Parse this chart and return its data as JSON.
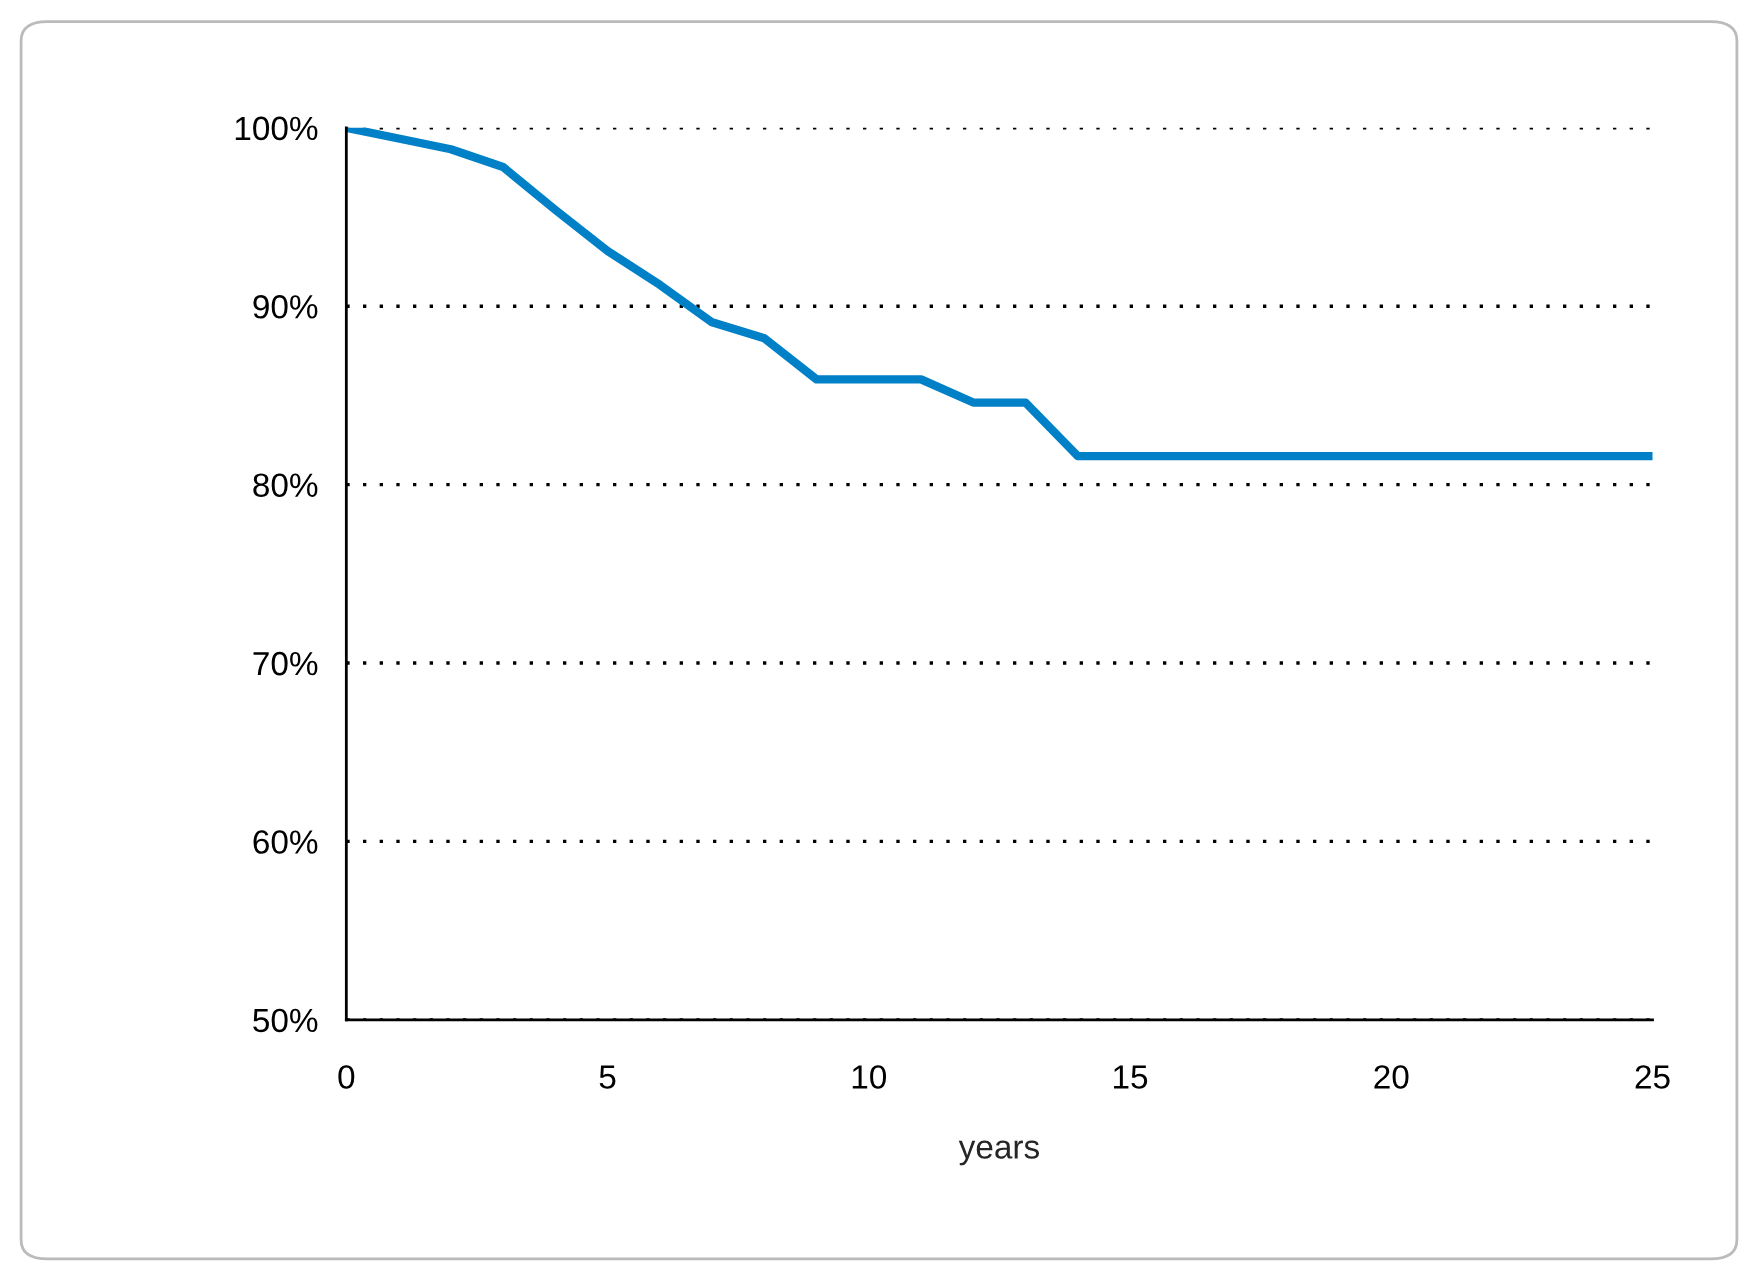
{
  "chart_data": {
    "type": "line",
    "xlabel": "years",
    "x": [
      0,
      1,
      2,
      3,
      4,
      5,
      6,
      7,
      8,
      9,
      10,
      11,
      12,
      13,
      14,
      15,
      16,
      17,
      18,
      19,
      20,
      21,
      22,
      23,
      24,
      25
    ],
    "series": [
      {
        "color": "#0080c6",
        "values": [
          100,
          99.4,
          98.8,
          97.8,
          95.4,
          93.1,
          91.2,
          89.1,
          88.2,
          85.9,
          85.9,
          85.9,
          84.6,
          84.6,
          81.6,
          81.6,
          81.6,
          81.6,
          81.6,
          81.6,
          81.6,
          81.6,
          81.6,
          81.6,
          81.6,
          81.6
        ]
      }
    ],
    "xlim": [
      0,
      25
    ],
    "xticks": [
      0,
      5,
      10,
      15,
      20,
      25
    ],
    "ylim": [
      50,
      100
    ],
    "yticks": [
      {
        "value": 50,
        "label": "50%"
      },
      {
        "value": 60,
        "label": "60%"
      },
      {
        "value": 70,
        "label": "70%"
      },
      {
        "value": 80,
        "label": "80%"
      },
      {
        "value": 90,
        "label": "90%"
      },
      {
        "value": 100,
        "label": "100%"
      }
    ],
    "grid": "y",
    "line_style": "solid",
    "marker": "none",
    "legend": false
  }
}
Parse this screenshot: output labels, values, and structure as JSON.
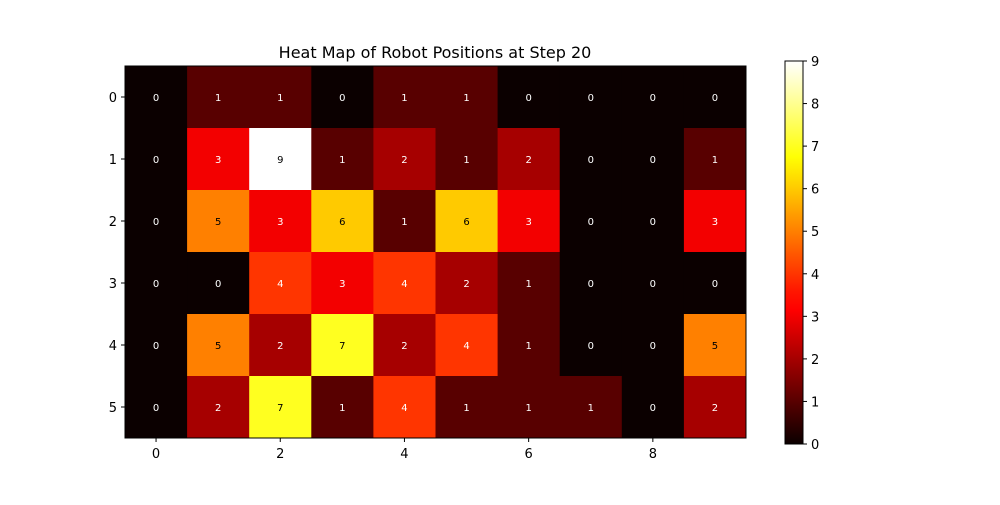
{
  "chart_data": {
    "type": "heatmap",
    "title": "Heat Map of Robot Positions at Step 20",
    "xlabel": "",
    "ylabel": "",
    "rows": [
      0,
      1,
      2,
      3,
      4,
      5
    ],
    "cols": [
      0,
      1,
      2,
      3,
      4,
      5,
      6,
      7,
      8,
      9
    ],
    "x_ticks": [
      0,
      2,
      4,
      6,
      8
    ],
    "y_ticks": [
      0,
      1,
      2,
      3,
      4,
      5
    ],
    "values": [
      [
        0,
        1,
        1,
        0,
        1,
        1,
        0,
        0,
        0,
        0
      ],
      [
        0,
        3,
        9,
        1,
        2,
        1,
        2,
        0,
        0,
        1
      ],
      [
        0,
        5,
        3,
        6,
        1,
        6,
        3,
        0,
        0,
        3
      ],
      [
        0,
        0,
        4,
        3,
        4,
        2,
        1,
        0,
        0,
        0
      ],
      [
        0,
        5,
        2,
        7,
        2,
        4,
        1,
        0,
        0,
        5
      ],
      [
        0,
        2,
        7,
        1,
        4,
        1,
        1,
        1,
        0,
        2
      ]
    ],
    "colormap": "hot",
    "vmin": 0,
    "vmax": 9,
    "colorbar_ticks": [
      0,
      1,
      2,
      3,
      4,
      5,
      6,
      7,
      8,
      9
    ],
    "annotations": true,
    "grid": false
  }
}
***
- _Directions for this task_
Exactly reproduce the entries above, minus the pictures.

- _Solution to this problem_
Parse this chart and return its data as JSON.
{
  "chart_data": {
    "type": "line",
    "xlabel": "years",
    "x": [
      0,
      1,
      2,
      3,
      4,
      5,
      6,
      7,
      8,
      9,
      10,
      11,
      12,
      13,
      14,
      15,
      16,
      17,
      18,
      19,
      20,
      21,
      22,
      23,
      24,
      25
    ],
    "series": [
      {
        "color": "#0080c6",
        "values": [
          100,
          99.4,
          98.8,
          97.8,
          95.4,
          93.1,
          91.2,
          89.1,
          88.2,
          85.9,
          85.9,
          85.9,
          84.6,
          84.6,
          81.6,
          81.6,
          81.6,
          81.6,
          81.6,
          81.6,
          81.6,
          81.6,
          81.6,
          81.6,
          81.6,
          81.6
        ]
      }
    ],
    "xlim": [
      0,
      25
    ],
    "xticks": [
      0,
      5,
      10,
      15,
      20,
      25
    ],
    "ylim": [
      50,
      100
    ],
    "yticks": [
      {
        "value": 50,
        "label": "50%"
      },
      {
        "value": 60,
        "label": "60%"
      },
      {
        "value": 70,
        "label": "70%"
      },
      {
        "value": 80,
        "label": "80%"
      },
      {
        "value": 90,
        "label": "90%"
      },
      {
        "value": 100,
        "label": "100%"
      }
    ],
    "grid": "y",
    "line_style": "solid",
    "marker": "none",
    "legend": false
  }
}
Parse this screenshot: output labels, values, and structure as JSON.
{
  "chart_data": {
    "type": "heatmap",
    "title": "Heat Map of Robot Positions at Step 20",
    "xlabel": "",
    "ylabel": "",
    "rows": [
      0,
      1,
      2,
      3,
      4,
      5
    ],
    "cols": [
      0,
      1,
      2,
      3,
      4,
      5,
      6,
      7,
      8,
      9
    ],
    "x_ticks": [
      0,
      2,
      4,
      6,
      8
    ],
    "y_ticks": [
      0,
      1,
      2,
      3,
      4,
      5
    ],
    "values": [
      [
        0,
        1,
        1,
        0,
        1,
        1,
        0,
        0,
        0,
        0
      ],
      [
        0,
        3,
        9,
        1,
        2,
        1,
        2,
        0,
        0,
        1
      ],
      [
        0,
        5,
        3,
        6,
        1,
        6,
        3,
        0,
        0,
        3
      ],
      [
        0,
        0,
        4,
        3,
        4,
        2,
        1,
        0,
        0,
        0
      ],
      [
        0,
        5,
        2,
        7,
        2,
        4,
        1,
        0,
        0,
        5
      ],
      [
        0,
        2,
        7,
        1,
        4,
        1,
        1,
        1,
        0,
        2
      ]
    ],
    "colormap": "hot",
    "vmin": 0,
    "vmax": 9,
    "colorbar_ticks": [
      0,
      1,
      2,
      3,
      4,
      5,
      6,
      7,
      8,
      9
    ],
    "annotations": true,
    "grid": false
  }
}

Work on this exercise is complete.